**PROVIDED RECORDS:**
<<<<
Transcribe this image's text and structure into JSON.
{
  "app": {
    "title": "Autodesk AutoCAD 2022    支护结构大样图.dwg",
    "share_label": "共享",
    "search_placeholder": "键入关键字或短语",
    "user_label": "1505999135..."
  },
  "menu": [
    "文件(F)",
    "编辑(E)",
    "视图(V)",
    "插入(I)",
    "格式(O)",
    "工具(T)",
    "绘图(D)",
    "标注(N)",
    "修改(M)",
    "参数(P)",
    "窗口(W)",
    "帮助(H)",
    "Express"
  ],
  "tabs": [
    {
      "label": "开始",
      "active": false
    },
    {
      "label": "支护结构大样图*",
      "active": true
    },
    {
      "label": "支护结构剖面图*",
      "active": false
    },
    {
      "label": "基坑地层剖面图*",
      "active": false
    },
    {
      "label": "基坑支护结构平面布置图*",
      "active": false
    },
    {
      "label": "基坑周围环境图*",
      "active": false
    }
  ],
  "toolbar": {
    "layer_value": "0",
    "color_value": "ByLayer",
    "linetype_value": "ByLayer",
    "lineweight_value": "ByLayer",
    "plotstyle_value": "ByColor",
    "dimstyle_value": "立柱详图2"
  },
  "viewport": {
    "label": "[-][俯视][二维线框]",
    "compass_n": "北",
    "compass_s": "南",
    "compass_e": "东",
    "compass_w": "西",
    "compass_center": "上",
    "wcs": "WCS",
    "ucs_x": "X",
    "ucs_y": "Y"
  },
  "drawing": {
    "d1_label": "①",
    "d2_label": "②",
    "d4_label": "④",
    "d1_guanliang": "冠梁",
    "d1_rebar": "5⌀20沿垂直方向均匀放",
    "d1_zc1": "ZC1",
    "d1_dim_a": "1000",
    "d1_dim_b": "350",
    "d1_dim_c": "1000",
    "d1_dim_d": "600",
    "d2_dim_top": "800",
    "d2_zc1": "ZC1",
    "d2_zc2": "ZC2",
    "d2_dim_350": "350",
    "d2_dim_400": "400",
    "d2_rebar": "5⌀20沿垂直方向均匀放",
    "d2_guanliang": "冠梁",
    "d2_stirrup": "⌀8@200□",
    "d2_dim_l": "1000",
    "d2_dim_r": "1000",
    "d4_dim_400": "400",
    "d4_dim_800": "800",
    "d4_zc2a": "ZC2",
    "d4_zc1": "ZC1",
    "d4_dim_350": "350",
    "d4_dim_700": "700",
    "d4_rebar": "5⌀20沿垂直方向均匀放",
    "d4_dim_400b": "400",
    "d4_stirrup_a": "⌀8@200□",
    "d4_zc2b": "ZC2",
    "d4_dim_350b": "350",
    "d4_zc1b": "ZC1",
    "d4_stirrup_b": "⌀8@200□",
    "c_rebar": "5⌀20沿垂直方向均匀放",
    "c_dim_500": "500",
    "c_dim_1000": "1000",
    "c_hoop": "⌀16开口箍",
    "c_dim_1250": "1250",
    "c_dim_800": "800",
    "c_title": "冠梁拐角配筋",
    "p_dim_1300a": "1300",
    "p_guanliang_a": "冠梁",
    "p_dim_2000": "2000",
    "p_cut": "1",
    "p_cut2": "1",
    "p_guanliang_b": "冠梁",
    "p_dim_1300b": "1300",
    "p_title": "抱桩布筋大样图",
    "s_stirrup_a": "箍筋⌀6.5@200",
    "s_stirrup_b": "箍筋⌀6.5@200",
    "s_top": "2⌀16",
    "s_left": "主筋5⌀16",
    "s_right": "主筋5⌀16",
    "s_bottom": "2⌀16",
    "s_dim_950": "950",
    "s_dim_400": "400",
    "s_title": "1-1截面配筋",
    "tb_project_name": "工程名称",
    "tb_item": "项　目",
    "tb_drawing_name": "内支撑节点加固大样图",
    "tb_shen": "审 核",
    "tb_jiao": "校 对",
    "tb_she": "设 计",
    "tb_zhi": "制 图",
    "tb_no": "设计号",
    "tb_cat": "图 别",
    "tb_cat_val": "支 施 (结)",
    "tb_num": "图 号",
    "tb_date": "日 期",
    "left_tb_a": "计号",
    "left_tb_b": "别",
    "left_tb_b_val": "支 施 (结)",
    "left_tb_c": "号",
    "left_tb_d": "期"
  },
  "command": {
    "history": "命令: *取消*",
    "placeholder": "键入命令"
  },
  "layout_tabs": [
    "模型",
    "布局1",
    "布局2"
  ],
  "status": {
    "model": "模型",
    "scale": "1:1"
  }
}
>>>>
**TASK OBJECTIVE:** Copy out the full set of records precisely, leaving nothing out.

**RESULT:**
Transcribe this image's text and structure into JSON.
{
  "app": {
    "title": "Autodesk AutoCAD 2022    支护结构大样图.dwg",
    "share_label": "共享",
    "search_placeholder": "键入关键字或短语",
    "user_label": "1505999135..."
  },
  "menu": [
    "文件(F)",
    "编辑(E)",
    "视图(V)",
    "插入(I)",
    "格式(O)",
    "工具(T)",
    "绘图(D)",
    "标注(N)",
    "修改(M)",
    "参数(P)",
    "窗口(W)",
    "帮助(H)",
    "Express"
  ],
  "tabs": [
    {
      "label": "开始",
      "active": false
    },
    {
      "label": "支护结构大样图*",
      "active": true
    },
    {
      "label": "支护结构剖面图*",
      "active": false
    },
    {
      "label": "基坑地层剖面图*",
      "active": false
    },
    {
      "label": "基坑支护结构平面布置图*",
      "active": false
    },
    {
      "label": "基坑周围环境图*",
      "active": false
    }
  ],
  "toolbar": {
    "layer_value": "0",
    "color_value": "ByLayer",
    "linetype_value": "ByLayer",
    "lineweight_value": "ByLayer",
    "plotstyle_value": "ByColor",
    "dimstyle_value": "立柱详图2"
  },
  "viewport": {
    "label": "[-][俯视][二维线框]",
    "compass_n": "北",
    "compass_s": "南",
    "compass_e": "东",
    "compass_w": "西",
    "compass_center": "上",
    "wcs": "WCS",
    "ucs_x": "X",
    "ucs_y": "Y"
  },
  "drawing": {
    "d1_label": "①",
    "d2_label": "②",
    "d4_label": "④",
    "d1_guanliang": "冠梁",
    "d1_rebar": "5⌀20沿垂直方向均匀放",
    "d1_zc1": "ZC1",
    "d1_dim_a": "1000",
    "d1_dim_b": "350",
    "d1_dim_c": "1000",
    "d1_dim_d": "600",
    "d2_dim_top": "800",
    "d2_zc1": "ZC1",
    "d2_zc2": "ZC2",
    "d2_dim_350": "350",
    "d2_dim_400": "400",
    "d2_rebar": "5⌀20沿垂直方向均匀放",
    "d2_guanliang": "冠梁",
    "d2_stirrup": "⌀8@200□",
    "d2_dim_l": "1000",
    "d2_dim_r": "1000",
    "d4_dim_400": "400",
    "d4_dim_800": "800",
    "d4_zc2a": "ZC2",
    "d4_zc1": "ZC1",
    "d4_dim_350": "350",
    "d4_dim_700": "700",
    "d4_rebar": "5⌀20沿垂直方向均匀放",
    "d4_dim_400b": "400",
    "d4_stirrup_a": "⌀8@200□",
    "d4_zc2b": "ZC2",
    "d4_dim_350b": "350",
    "d4_zc1b": "ZC1",
    "d4_stirrup_b": "⌀8@200□",
    "c_rebar": "5⌀20沿垂直方向均匀放",
    "c_dim_500": "500",
    "c_dim_1000": "1000",
    "c_hoop": "⌀16开口箍",
    "c_dim_1250": "1250",
    "c_dim_800": "800",
    "c_title": "冠梁拐角配筋",
    "p_dim_1300a": "1300",
    "p_guanliang_a": "冠梁",
    "p_dim_2000": "2000",
    "p_cut": "1",
    "p_cut2": "1",
    "p_guanliang_b": "冠梁",
    "p_dim_1300b": "1300",
    "p_title": "抱桩布筋大样图",
    "s_stirrup_a": "箍筋⌀6.5@200",
    "s_stirrup_b": "箍筋⌀6.5@200",
    "s_top": "2⌀16",
    "s_left": "主筋5⌀16",
    "s_right": "主筋5⌀16",
    "s_bottom": "2⌀16",
    "s_dim_950": "950",
    "s_dim_400": "400",
    "s_title": "1-1截面配筋",
    "tb_project_name": "工程名称",
    "tb_item": "项　目",
    "tb_drawing_name": "内支撑节点加固大样图",
    "tb_shen": "审 核",
    "tb_jiao": "校 对",
    "tb_she": "设 计",
    "tb_zhi": "制 图",
    "tb_no": "设计号",
    "tb_cat": "图 别",
    "tb_cat_val": "支 施 (结)",
    "tb_num": "图 号",
    "tb_date": "日 期",
    "left_tb_a": "计号",
    "left_tb_b": "别",
    "left_tb_b_val": "支 施 (结)",
    "left_tb_c": "号",
    "left_tb_d": "期"
  },
  "command": {
    "history": "命令: *取消*",
    "placeholder": "键入命令"
  },
  "layout_tabs": [
    "模型",
    "布局1",
    "布局2"
  ],
  "status": {
    "model": "模型",
    "scale": "1:1"
  }
}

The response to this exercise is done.